What the exercise asks - Revise the material starting at the line containing "For every button, label, input, icon, or" and ending at the line containing "state: Texas [568,346,689,466]", changing "progress bar" to "progress meter" and keeping everything else the same. Omit the pictures from your answer.

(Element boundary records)
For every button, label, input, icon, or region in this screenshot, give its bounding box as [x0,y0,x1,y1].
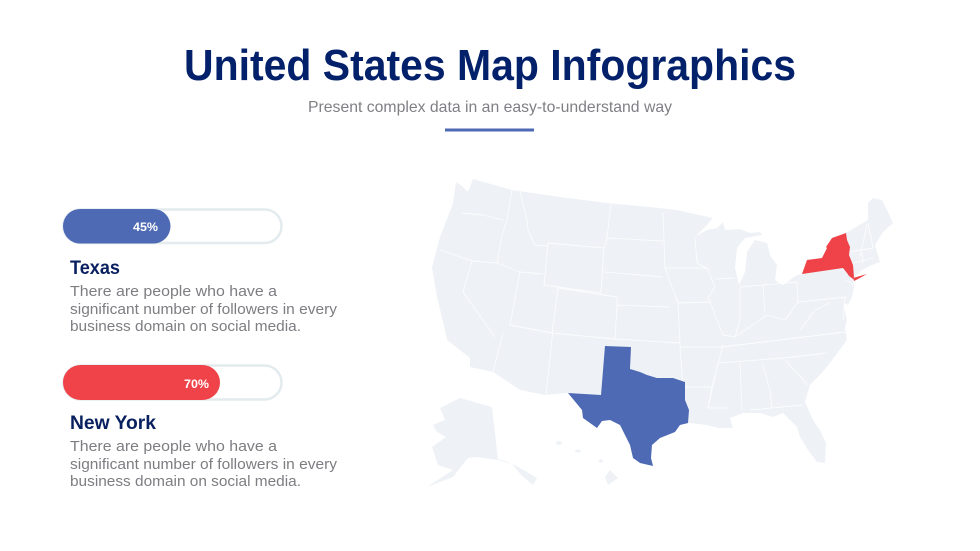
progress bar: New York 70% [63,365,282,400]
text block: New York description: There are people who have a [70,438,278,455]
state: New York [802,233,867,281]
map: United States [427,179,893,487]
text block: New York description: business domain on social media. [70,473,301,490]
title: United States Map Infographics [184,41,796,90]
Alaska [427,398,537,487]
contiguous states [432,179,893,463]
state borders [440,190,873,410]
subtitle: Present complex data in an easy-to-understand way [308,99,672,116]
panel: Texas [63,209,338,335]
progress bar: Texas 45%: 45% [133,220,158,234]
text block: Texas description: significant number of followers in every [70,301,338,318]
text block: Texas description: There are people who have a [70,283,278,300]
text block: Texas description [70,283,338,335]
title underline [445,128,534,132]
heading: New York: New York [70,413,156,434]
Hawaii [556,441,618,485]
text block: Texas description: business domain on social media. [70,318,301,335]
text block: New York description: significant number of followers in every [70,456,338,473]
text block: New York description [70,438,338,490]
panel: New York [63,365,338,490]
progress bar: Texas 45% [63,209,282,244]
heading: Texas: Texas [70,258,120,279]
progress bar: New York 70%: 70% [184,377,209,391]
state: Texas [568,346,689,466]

* * *

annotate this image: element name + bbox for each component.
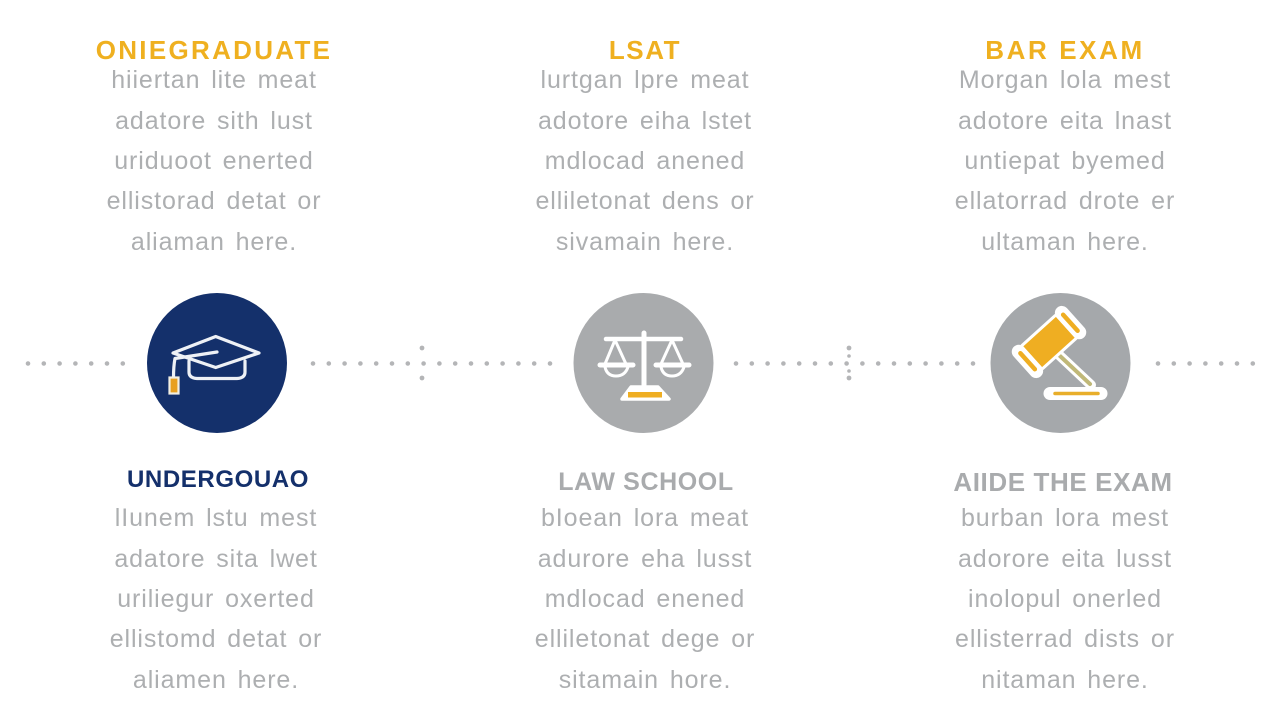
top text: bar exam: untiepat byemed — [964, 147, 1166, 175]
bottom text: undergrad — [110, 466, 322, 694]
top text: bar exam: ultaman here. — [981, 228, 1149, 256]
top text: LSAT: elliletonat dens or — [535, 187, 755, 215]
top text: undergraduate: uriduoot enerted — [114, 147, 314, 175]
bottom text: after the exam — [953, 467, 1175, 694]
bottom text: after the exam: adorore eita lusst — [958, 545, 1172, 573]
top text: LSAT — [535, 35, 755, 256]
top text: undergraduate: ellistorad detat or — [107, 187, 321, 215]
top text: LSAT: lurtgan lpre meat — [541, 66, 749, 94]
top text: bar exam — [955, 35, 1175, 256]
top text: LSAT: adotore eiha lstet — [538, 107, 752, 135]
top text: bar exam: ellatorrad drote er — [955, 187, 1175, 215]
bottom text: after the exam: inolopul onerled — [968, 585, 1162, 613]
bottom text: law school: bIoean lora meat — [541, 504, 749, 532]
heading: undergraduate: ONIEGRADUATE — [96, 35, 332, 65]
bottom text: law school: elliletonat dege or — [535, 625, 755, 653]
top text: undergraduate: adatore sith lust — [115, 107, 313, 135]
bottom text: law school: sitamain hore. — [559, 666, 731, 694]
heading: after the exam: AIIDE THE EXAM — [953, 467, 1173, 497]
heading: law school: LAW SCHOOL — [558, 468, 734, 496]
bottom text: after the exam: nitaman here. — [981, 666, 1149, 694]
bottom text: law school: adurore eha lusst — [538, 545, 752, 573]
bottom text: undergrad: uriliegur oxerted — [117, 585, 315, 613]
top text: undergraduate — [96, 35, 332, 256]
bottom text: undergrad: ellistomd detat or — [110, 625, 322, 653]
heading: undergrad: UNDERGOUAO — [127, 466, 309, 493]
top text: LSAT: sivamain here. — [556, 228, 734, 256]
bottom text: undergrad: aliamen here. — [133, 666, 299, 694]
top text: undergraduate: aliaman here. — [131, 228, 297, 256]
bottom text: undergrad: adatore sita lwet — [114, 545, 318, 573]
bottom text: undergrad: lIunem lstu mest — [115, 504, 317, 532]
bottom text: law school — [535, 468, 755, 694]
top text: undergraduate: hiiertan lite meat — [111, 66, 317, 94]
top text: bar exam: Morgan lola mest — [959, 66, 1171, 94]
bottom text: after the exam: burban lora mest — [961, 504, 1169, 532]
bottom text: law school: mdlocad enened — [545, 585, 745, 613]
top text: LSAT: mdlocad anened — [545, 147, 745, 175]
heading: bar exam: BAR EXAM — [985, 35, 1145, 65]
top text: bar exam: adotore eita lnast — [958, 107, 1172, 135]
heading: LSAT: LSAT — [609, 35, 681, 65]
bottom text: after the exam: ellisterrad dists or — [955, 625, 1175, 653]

The solution -
For every button, label, input, icon, or region in this screenshot, give its bounding box as [x0,y0,x1,y1].
progress meter: New York 70% [63,365,282,400]
text block: New York description: There are people who have a [70,438,278,455]
state: New York [802,233,867,281]
map: United States [427,179,893,487]
text block: New York description: business domain on social media. [70,473,301,490]
title: United States Map Infographics [184,41,796,90]
Alaska [427,398,537,487]
contiguous states [432,179,893,463]
state borders [440,190,873,410]
subtitle: Present complex data in an easy-to-understand way [308,99,672,116]
panel: Texas [63,209,338,335]
progress meter: Texas 45%: 45% [133,220,158,234]
text block: Texas description: significant number of followers in every [70,301,338,318]
text block: Texas description: There are people who have a [70,283,278,300]
text block: Texas description [70,283,338,335]
title underline [445,128,534,132]
heading: New York: New York [70,413,156,434]
Hawaii [556,441,618,485]
text block: Texas description: business domain on social media. [70,318,301,335]
text block: New York description: significant number of followers in every [70,456,338,473]
text block: New York description [70,438,338,490]
panel: New York [63,365,338,490]
progress meter: Texas 45% [63,209,282,244]
heading: Texas: Texas [70,258,120,279]
progress meter: New York 70%: 70% [184,377,209,391]
state: Texas [568,346,689,466]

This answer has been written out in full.